MATERIAL SHOWN:
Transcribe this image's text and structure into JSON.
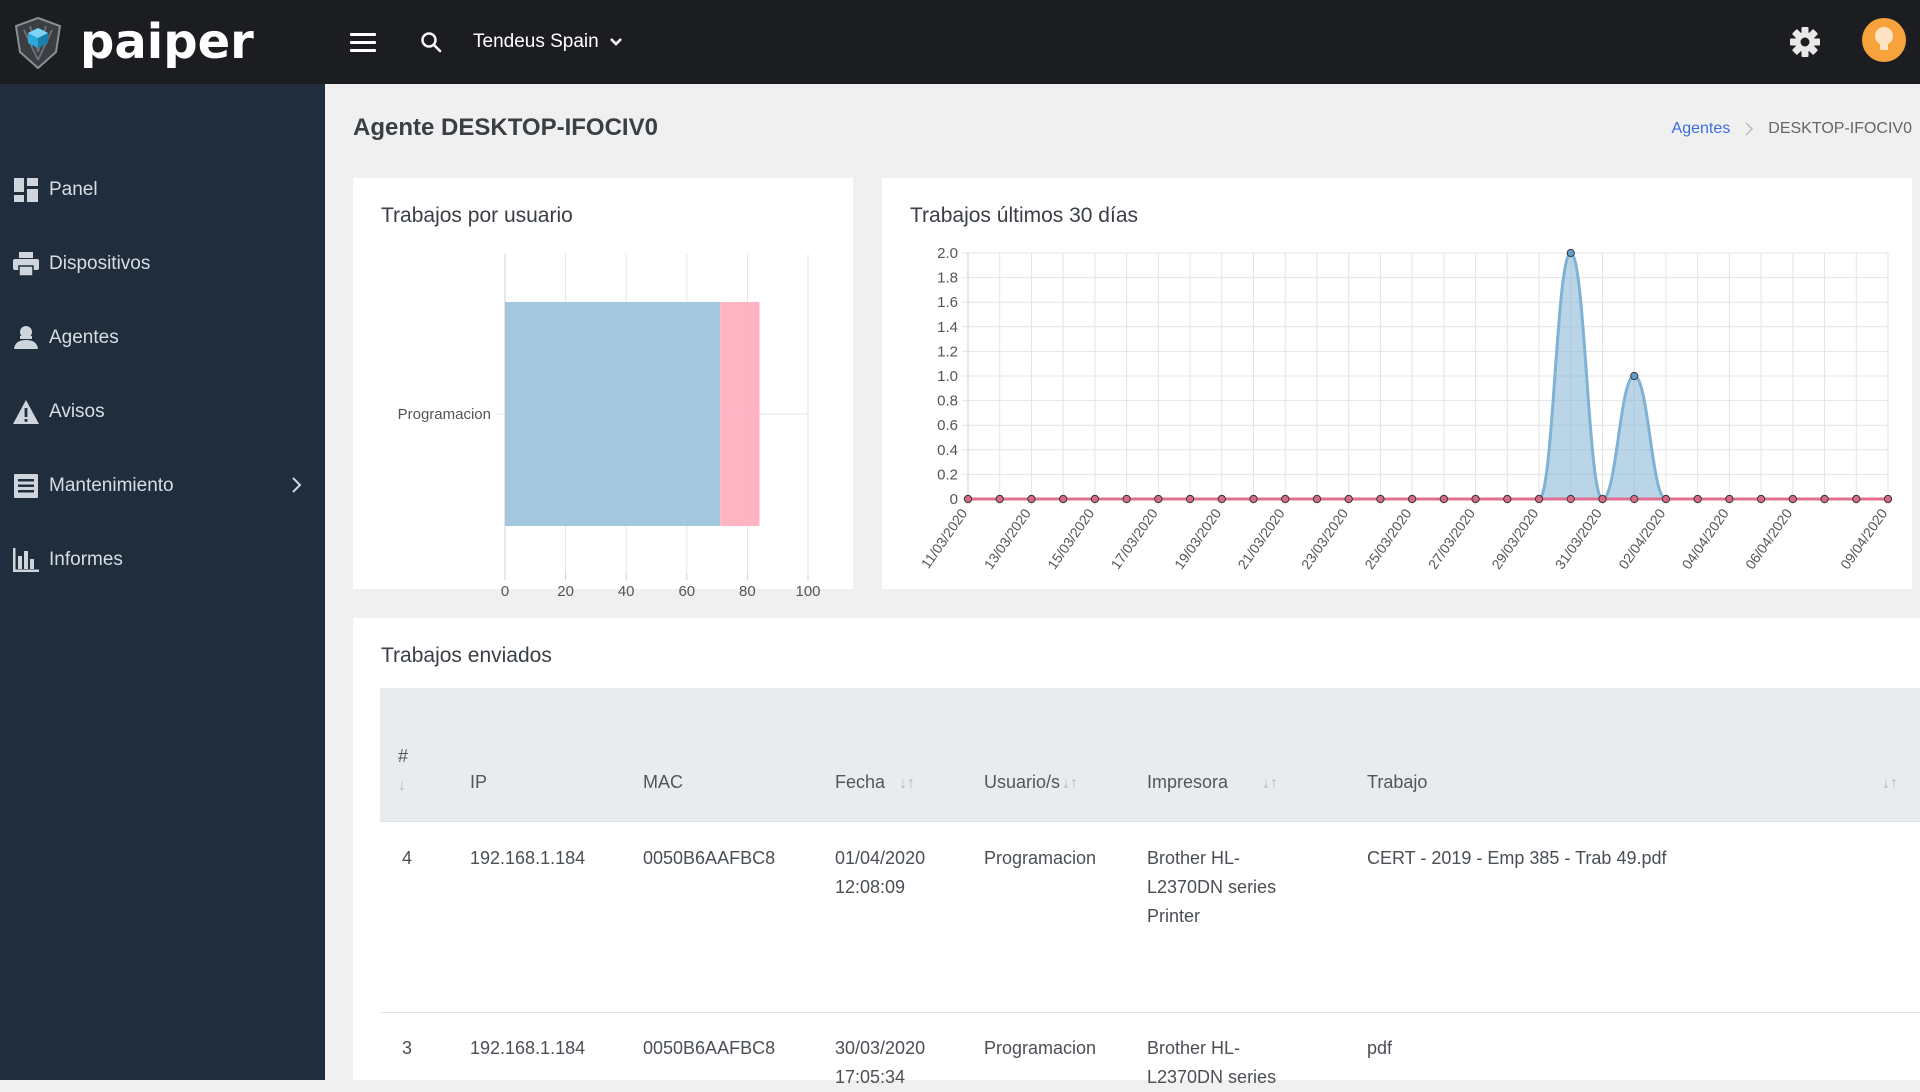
{
  "app": {
    "name": "paiper"
  },
  "topbar": {
    "company": "Tendeus Spain"
  },
  "sidebar": {
    "items": [
      {
        "label": "Panel",
        "icon": "dashboard-icon"
      },
      {
        "label": "Dispositivos",
        "icon": "printer-icon"
      },
      {
        "label": "Agentes",
        "icon": "agent-icon"
      },
      {
        "label": "Avisos",
        "icon": "warning-icon"
      },
      {
        "label": "Mantenimiento",
        "icon": "list-icon"
      },
      {
        "label": "Informes",
        "icon": "bar-chart-icon"
      }
    ]
  },
  "page": {
    "title": "Agente DESKTOP-IFOCIV0",
    "breadcrumb": {
      "link": "Agentes",
      "current": "DESKTOP-IFOCIV0"
    }
  },
  "cards": {
    "by_user_title": "Trabajos por usuario",
    "last30_title": "Trabajos últimos 30 días",
    "sent_title": "Trabajos enviados"
  },
  "chart_data": [
    {
      "type": "bar",
      "orientation": "horizontal",
      "stacked": true,
      "categories": [
        "Programacion"
      ],
      "series": [
        {
          "values": [
            71
          ],
          "color": "#9ec5dc"
        },
        {
          "values": [
            13
          ],
          "color": "#ffb0c1"
        }
      ],
      "xlim": [
        0,
        100
      ],
      "xticks": [
        0,
        20,
        40,
        60,
        80,
        100
      ]
    },
    {
      "type": "area",
      "x": [
        "11/03/2020",
        "12/03/2020",
        "13/03/2020",
        "14/03/2020",
        "15/03/2020",
        "16/03/2020",
        "17/03/2020",
        "18/03/2020",
        "19/03/2020",
        "20/03/2020",
        "21/03/2020",
        "22/03/2020",
        "23/03/2020",
        "24/03/2020",
        "25/03/2020",
        "26/03/2020",
        "27/03/2020",
        "28/03/2020",
        "29/03/2020",
        "30/03/2020",
        "31/03/2020",
        "01/04/2020",
        "02/04/2020",
        "03/04/2020",
        "04/04/2020",
        "05/04/2020",
        "06/04/2020",
        "07/04/2020",
        "08/04/2020",
        "09/04/2020"
      ],
      "xtick_labels": [
        "11/03/2020",
        "13/03/2020",
        "15/03/2020",
        "17/03/2020",
        "19/03/2020",
        "21/03/2020",
        "23/03/2020",
        "25/03/2020",
        "27/03/2020",
        "29/03/2020",
        "31/03/2020",
        "02/04/2020",
        "04/04/2020",
        "06/04/2020",
        "09/04/2020"
      ],
      "series": [
        {
          "values": [
            0,
            0,
            0,
            0,
            0,
            0,
            0,
            0,
            0,
            0,
            0,
            0,
            0,
            0,
            0,
            0,
            0,
            0,
            0,
            2,
            0,
            1,
            0,
            0,
            0,
            0,
            0,
            0,
            0,
            0
          ],
          "color": "#7fb2d3"
        },
        {
          "values": [
            0,
            0,
            0,
            0,
            0,
            0,
            0,
            0,
            0,
            0,
            0,
            0,
            0,
            0,
            0,
            0,
            0,
            0,
            0,
            0,
            0,
            0,
            0,
            0,
            0,
            0,
            0,
            0,
            0,
            0
          ],
          "color": "#e0708e"
        }
      ],
      "ylim": [
        0,
        2.0
      ],
      "yticks": [
        "0",
        "0.2",
        "0.4",
        "0.6",
        "0.8",
        "1.0",
        "1.2",
        "1.4",
        "1.6",
        "1.8",
        "2.0"
      ],
      "grid": true
    }
  ],
  "table": {
    "headers": {
      "num": "#",
      "ip": "IP",
      "mac": "MAC",
      "fecha": "Fecha",
      "usuario": "Usuario/s",
      "impresora": "Impresora",
      "trabajo": "Trabajo"
    },
    "rows": [
      {
        "num": "4",
        "ip": "192.168.1.184",
        "mac": "0050B6AAFBC8",
        "fecha_date": "01/04/2020",
        "fecha_time": "12:08:09",
        "usuario": "Programacion",
        "impresora_1": "Brother HL-",
        "impresora_2": "L2370DN series",
        "impresora_3": "Printer",
        "trabajo": "CERT - 2019 - Emp 385 - Trab 49.pdf"
      },
      {
        "num": "3",
        "ip": "192.168.1.184",
        "mac": "0050B6AAFBC8",
        "fecha_date": "30/03/2020",
        "fecha_time": "17:05:34",
        "usuario": "Programacion",
        "impresora_1": "Brother HL-",
        "impresora_2": "L2370DN series",
        "impresora_3": "",
        "trabajo": "pdf"
      }
    ]
  }
}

TO DO: Leave out the pictures and give the listing above again exactly.

EXERCISE RESULT:
Transcribe this image's text and structure into JSON.
{
  "app": {
    "name": "paiper"
  },
  "topbar": {
    "company": "Tendeus Spain"
  },
  "sidebar": {
    "items": [
      {
        "label": "Panel",
        "icon": "dashboard-icon"
      },
      {
        "label": "Dispositivos",
        "icon": "printer-icon"
      },
      {
        "label": "Agentes",
        "icon": "agent-icon"
      },
      {
        "label": "Avisos",
        "icon": "warning-icon"
      },
      {
        "label": "Mantenimiento",
        "icon": "list-icon"
      },
      {
        "label": "Informes",
        "icon": "bar-chart-icon"
      }
    ]
  },
  "page": {
    "title": "Agente DESKTOP-IFOCIV0",
    "breadcrumb": {
      "link": "Agentes",
      "current": "DESKTOP-IFOCIV0"
    }
  },
  "cards": {
    "by_user_title": "Trabajos por usuario",
    "last30_title": "Trabajos últimos 30 días",
    "sent_title": "Trabajos enviados"
  },
  "chart_data": [
    {
      "type": "bar",
      "orientation": "horizontal",
      "stacked": true,
      "categories": [
        "Programacion"
      ],
      "series": [
        {
          "values": [
            71
          ],
          "color": "#9ec5dc"
        },
        {
          "values": [
            13
          ],
          "color": "#ffb0c1"
        }
      ],
      "xlim": [
        0,
        100
      ],
      "xticks": [
        0,
        20,
        40,
        60,
        80,
        100
      ]
    },
    {
      "type": "area",
      "x": [
        "11/03/2020",
        "12/03/2020",
        "13/03/2020",
        "14/03/2020",
        "15/03/2020",
        "16/03/2020",
        "17/03/2020",
        "18/03/2020",
        "19/03/2020",
        "20/03/2020",
        "21/03/2020",
        "22/03/2020",
        "23/03/2020",
        "24/03/2020",
        "25/03/2020",
        "26/03/2020",
        "27/03/2020",
        "28/03/2020",
        "29/03/2020",
        "30/03/2020",
        "31/03/2020",
        "01/04/2020",
        "02/04/2020",
        "03/04/2020",
        "04/04/2020",
        "05/04/2020",
        "06/04/2020",
        "07/04/2020",
        "08/04/2020",
        "09/04/2020"
      ],
      "xtick_labels": [
        "11/03/2020",
        "13/03/2020",
        "15/03/2020",
        "17/03/2020",
        "19/03/2020",
        "21/03/2020",
        "23/03/2020",
        "25/03/2020",
        "27/03/2020",
        "29/03/2020",
        "31/03/2020",
        "02/04/2020",
        "04/04/2020",
        "06/04/2020",
        "09/04/2020"
      ],
      "series": [
        {
          "values": [
            0,
            0,
            0,
            0,
            0,
            0,
            0,
            0,
            0,
            0,
            0,
            0,
            0,
            0,
            0,
            0,
            0,
            0,
            0,
            2,
            0,
            1,
            0,
            0,
            0,
            0,
            0,
            0,
            0,
            0
          ],
          "color": "#7fb2d3"
        },
        {
          "values": [
            0,
            0,
            0,
            0,
            0,
            0,
            0,
            0,
            0,
            0,
            0,
            0,
            0,
            0,
            0,
            0,
            0,
            0,
            0,
            0,
            0,
            0,
            0,
            0,
            0,
            0,
            0,
            0,
            0,
            0
          ],
          "color": "#e0708e"
        }
      ],
      "ylim": [
        0,
        2.0
      ],
      "yticks": [
        "0",
        "0.2",
        "0.4",
        "0.6",
        "0.8",
        "1.0",
        "1.2",
        "1.4",
        "1.6",
        "1.8",
        "2.0"
      ],
      "grid": true
    }
  ],
  "table": {
    "headers": {
      "num": "#",
      "ip": "IP",
      "mac": "MAC",
      "fecha": "Fecha",
      "usuario": "Usuario/s",
      "impresora": "Impresora",
      "trabajo": "Trabajo"
    },
    "rows": [
      {
        "num": "4",
        "ip": "192.168.1.184",
        "mac": "0050B6AAFBC8",
        "fecha_date": "01/04/2020",
        "fecha_time": "12:08:09",
        "usuario": "Programacion",
        "impresora_1": "Brother HL-",
        "impresora_2": "L2370DN series",
        "impresora_3": "Printer",
        "trabajo": "CERT - 2019 - Emp 385 - Trab 49.pdf"
      },
      {
        "num": "3",
        "ip": "192.168.1.184",
        "mac": "0050B6AAFBC8",
        "fecha_date": "30/03/2020",
        "fecha_time": "17:05:34",
        "usuario": "Programacion",
        "impresora_1": "Brother HL-",
        "impresora_2": "L2370DN series",
        "impresora_3": "",
        "trabajo": "pdf"
      }
    ]
  }
}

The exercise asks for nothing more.